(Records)
- - -

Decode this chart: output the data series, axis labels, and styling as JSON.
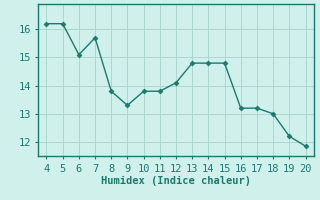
{
  "x": [
    4,
    5,
    6,
    7,
    8,
    9,
    10,
    11,
    12,
    13,
    14,
    15,
    16,
    17,
    18,
    19,
    20
  ],
  "y": [
    16.2,
    16.2,
    15.1,
    15.7,
    13.8,
    13.3,
    13.8,
    13.8,
    14.1,
    14.8,
    14.8,
    14.8,
    13.2,
    13.2,
    13.0,
    12.2,
    11.85
  ],
  "line_color": "#1a7a6e",
  "marker": "D",
  "marker_size": 2.5,
  "xlabel": "Humidex (Indice chaleur)",
  "xlim_min": 3.5,
  "xlim_max": 20.5,
  "ylim_min": 11.5,
  "ylim_max": 16.9,
  "yticks": [
    12,
    13,
    14,
    15,
    16
  ],
  "xticks": [
    4,
    5,
    6,
    7,
    8,
    9,
    10,
    11,
    12,
    13,
    14,
    15,
    16,
    17,
    18,
    19,
    20
  ],
  "background_color": "#cff0eb",
  "grid_color": "#aad8d0",
  "axis_color": "#1a7a6e",
  "tick_color": "#1a7a6e",
  "label_color": "#1a7a6e",
  "font_size": 7.5
}
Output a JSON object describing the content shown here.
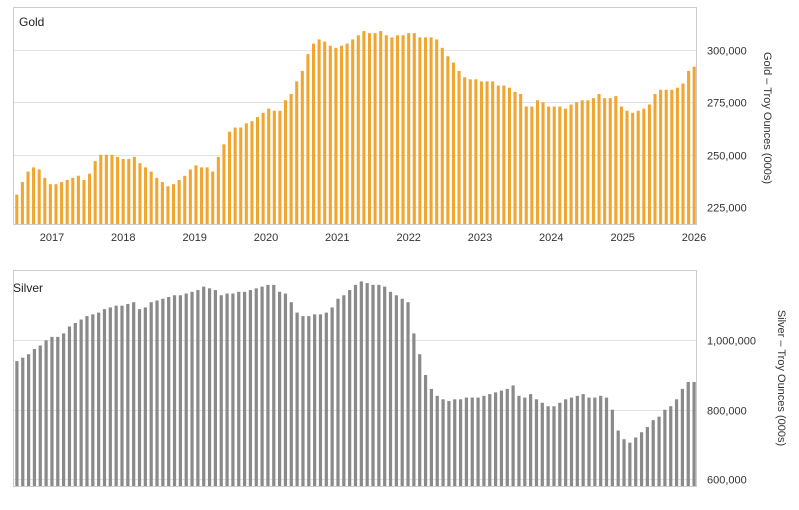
{
  "chart_data": [
    {
      "type": "bar",
      "title": "Gold",
      "ylabel": "Gold – Troy Ounces (000s)",
      "ylim": [
        217000,
        320000
      ],
      "yticks": [
        225000,
        250000,
        275000,
        300000
      ],
      "ytick_labels": [
        "225,000",
        "250,000",
        "275,000",
        "300,000"
      ],
      "x_tick_labels": [
        "2017",
        "2018",
        "2019",
        "2020",
        "2021",
        "2022",
        "2023",
        "2024",
        "2025",
        "2026"
      ],
      "grid": true,
      "color": "#f0a630",
      "values": [
        231000,
        237000,
        242000,
        244000,
        243000,
        239000,
        236000,
        236000,
        237000,
        238000,
        239000,
        240000,
        238000,
        241000,
        247000,
        250000,
        250000,
        250000,
        249000,
        248000,
        248000,
        249000,
        246000,
        244000,
        242000,
        239000,
        237000,
        235000,
        236000,
        238000,
        240000,
        243000,
        245000,
        244000,
        244000,
        242000,
        249000,
        255000,
        261000,
        263000,
        263000,
        265000,
        266000,
        268000,
        270000,
        272000,
        271000,
        271000,
        276000,
        279000,
        285000,
        290000,
        298000,
        303000,
        305000,
        304000,
        302000,
        301000,
        302000,
        303000,
        305000,
        307000,
        309000,
        308000,
        308000,
        309000,
        307000,
        306000,
        307000,
        307000,
        308000,
        308000,
        306000,
        306000,
        306000,
        305000,
        301000,
        297000,
        294000,
        290000,
        287000,
        286000,
        286000,
        285000,
        285000,
        285000,
        283000,
        283000,
        282000,
        280000,
        279000,
        273000,
        273000,
        276000,
        275000,
        273000,
        273000,
        273000,
        272000,
        274000,
        275000,
        276000,
        276000,
        277000,
        279000,
        277000,
        277000,
        278000,
        273000,
        271000,
        270000,
        271000,
        272000,
        274000,
        279000,
        281000,
        281000,
        281000,
        282000,
        284000,
        290000,
        292000
      ]
    },
    {
      "type": "bar",
      "title": "Silver",
      "ylabel": "Silver – Troy Ounces (000s)",
      "ylim": [
        580000,
        1200000
      ],
      "yticks": [
        600000,
        800000,
        1000000
      ],
      "ytick_labels": [
        "600,000",
        "800,000",
        "1,000,000"
      ],
      "x_tick_labels": [],
      "grid": true,
      "color": "#8a8a8a",
      "values": [
        940000,
        950000,
        960000,
        975000,
        985000,
        1000000,
        1010000,
        1010000,
        1020000,
        1040000,
        1050000,
        1060000,
        1070000,
        1075000,
        1080000,
        1090000,
        1095000,
        1100000,
        1100000,
        1105000,
        1110000,
        1090000,
        1095000,
        1110000,
        1115000,
        1120000,
        1125000,
        1130000,
        1130000,
        1135000,
        1140000,
        1145000,
        1155000,
        1150000,
        1145000,
        1130000,
        1135000,
        1135000,
        1140000,
        1140000,
        1145000,
        1150000,
        1155000,
        1160000,
        1160000,
        1140000,
        1135000,
        1110000,
        1080000,
        1070000,
        1070000,
        1075000,
        1075000,
        1080000,
        1095000,
        1120000,
        1130000,
        1145000,
        1160000,
        1170000,
        1165000,
        1160000,
        1160000,
        1155000,
        1140000,
        1130000,
        1120000,
        1110000,
        1020000,
        960000,
        900000,
        860000,
        840000,
        830000,
        825000,
        830000,
        830000,
        835000,
        835000,
        835000,
        840000,
        845000,
        850000,
        855000,
        860000,
        870000,
        840000,
        835000,
        845000,
        830000,
        820000,
        810000,
        810000,
        820000,
        830000,
        835000,
        840000,
        845000,
        835000,
        835000,
        840000,
        835000,
        800000,
        740000,
        715000,
        705000,
        720000,
        735000,
        750000,
        770000,
        780000,
        800000,
        810000,
        830000,
        860000,
        880000,
        880000
      ]
    }
  ]
}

- - -

__EXERCISE PROMPT__
Copy the whole listing above word for word but do not carry over the pictures.

__THE COMPLETED TASK__
Decode this chart: output the data series, axis labels, and styling as JSON.
{
  "x": [
    4,
    5,
    6,
    7,
    8,
    9,
    10,
    11,
    12,
    13,
    14,
    15,
    16,
    17,
    18,
    19,
    20
  ],
  "y": [
    16.2,
    16.2,
    15.1,
    15.7,
    13.8,
    13.3,
    13.8,
    13.8,
    14.1,
    14.8,
    14.8,
    14.8,
    13.2,
    13.2,
    13.0,
    12.2,
    11.85
  ],
  "line_color": "#1a7a6e",
  "marker": "D",
  "marker_size": 2.5,
  "xlabel": "Humidex (Indice chaleur)",
  "xlim_min": 3.5,
  "xlim_max": 20.5,
  "ylim_min": 11.5,
  "ylim_max": 16.9,
  "yticks": [
    12,
    13,
    14,
    15,
    16
  ],
  "xticks": [
    4,
    5,
    6,
    7,
    8,
    9,
    10,
    11,
    12,
    13,
    14,
    15,
    16,
    17,
    18,
    19,
    20
  ],
  "background_color": "#cff0eb",
  "grid_color": "#aad8d0",
  "axis_color": "#1a7a6e",
  "tick_color": "#1a7a6e",
  "label_color": "#1a7a6e",
  "font_size": 7.5
}
Output a JSON object describing the content shown here.
{
  "chart_data": [
    {
      "type": "bar",
      "title": "Gold",
      "ylabel": "Gold – Troy Ounces (000s)",
      "ylim": [
        217000,
        320000
      ],
      "yticks": [
        225000,
        250000,
        275000,
        300000
      ],
      "ytick_labels": [
        "225,000",
        "250,000",
        "275,000",
        "300,000"
      ],
      "x_tick_labels": [
        "2017",
        "2018",
        "2019",
        "2020",
        "2021",
        "2022",
        "2023",
        "2024",
        "2025",
        "2026"
      ],
      "grid": true,
      "color": "#f0a630",
      "values": [
        231000,
        237000,
        242000,
        244000,
        243000,
        239000,
        236000,
        236000,
        237000,
        238000,
        239000,
        240000,
        238000,
        241000,
        247000,
        250000,
        250000,
        250000,
        249000,
        248000,
        248000,
        249000,
        246000,
        244000,
        242000,
        239000,
        237000,
        235000,
        236000,
        238000,
        240000,
        243000,
        245000,
        244000,
        244000,
        242000,
        249000,
        255000,
        261000,
        263000,
        263000,
        265000,
        266000,
        268000,
        270000,
        272000,
        271000,
        271000,
        276000,
        279000,
        285000,
        290000,
        298000,
        303000,
        305000,
        304000,
        302000,
        301000,
        302000,
        303000,
        305000,
        307000,
        309000,
        308000,
        308000,
        309000,
        307000,
        306000,
        307000,
        307000,
        308000,
        308000,
        306000,
        306000,
        306000,
        305000,
        301000,
        297000,
        294000,
        290000,
        287000,
        286000,
        286000,
        285000,
        285000,
        285000,
        283000,
        283000,
        282000,
        280000,
        279000,
        273000,
        273000,
        276000,
        275000,
        273000,
        273000,
        273000,
        272000,
        274000,
        275000,
        276000,
        276000,
        277000,
        279000,
        277000,
        277000,
        278000,
        273000,
        271000,
        270000,
        271000,
        272000,
        274000,
        279000,
        281000,
        281000,
        281000,
        282000,
        284000,
        290000,
        292000
      ]
    },
    {
      "type": "bar",
      "title": "Silver",
      "ylabel": "Silver – Troy Ounces (000s)",
      "ylim": [
        580000,
        1200000
      ],
      "yticks": [
        600000,
        800000,
        1000000
      ],
      "ytick_labels": [
        "600,000",
        "800,000",
        "1,000,000"
      ],
      "x_tick_labels": [],
      "grid": true,
      "color": "#8a8a8a",
      "values": [
        940000,
        950000,
        960000,
        975000,
        985000,
        1000000,
        1010000,
        1010000,
        1020000,
        1040000,
        1050000,
        1060000,
        1070000,
        1075000,
        1080000,
        1090000,
        1095000,
        1100000,
        1100000,
        1105000,
        1110000,
        1090000,
        1095000,
        1110000,
        1115000,
        1120000,
        1125000,
        1130000,
        1130000,
        1135000,
        1140000,
        1145000,
        1155000,
        1150000,
        1145000,
        1130000,
        1135000,
        1135000,
        1140000,
        1140000,
        1145000,
        1150000,
        1155000,
        1160000,
        1160000,
        1140000,
        1135000,
        1110000,
        1080000,
        1070000,
        1070000,
        1075000,
        1075000,
        1080000,
        1095000,
        1120000,
        1130000,
        1145000,
        1160000,
        1170000,
        1165000,
        1160000,
        1160000,
        1155000,
        1140000,
        1130000,
        1120000,
        1110000,
        1020000,
        960000,
        900000,
        860000,
        840000,
        830000,
        825000,
        830000,
        830000,
        835000,
        835000,
        835000,
        840000,
        845000,
        850000,
        855000,
        860000,
        870000,
        840000,
        835000,
        845000,
        830000,
        820000,
        810000,
        810000,
        820000,
        830000,
        835000,
        840000,
        845000,
        835000,
        835000,
        840000,
        835000,
        800000,
        740000,
        715000,
        705000,
        720000,
        735000,
        750000,
        770000,
        780000,
        800000,
        810000,
        830000,
        860000,
        880000,
        880000
      ]
    }
  ]
}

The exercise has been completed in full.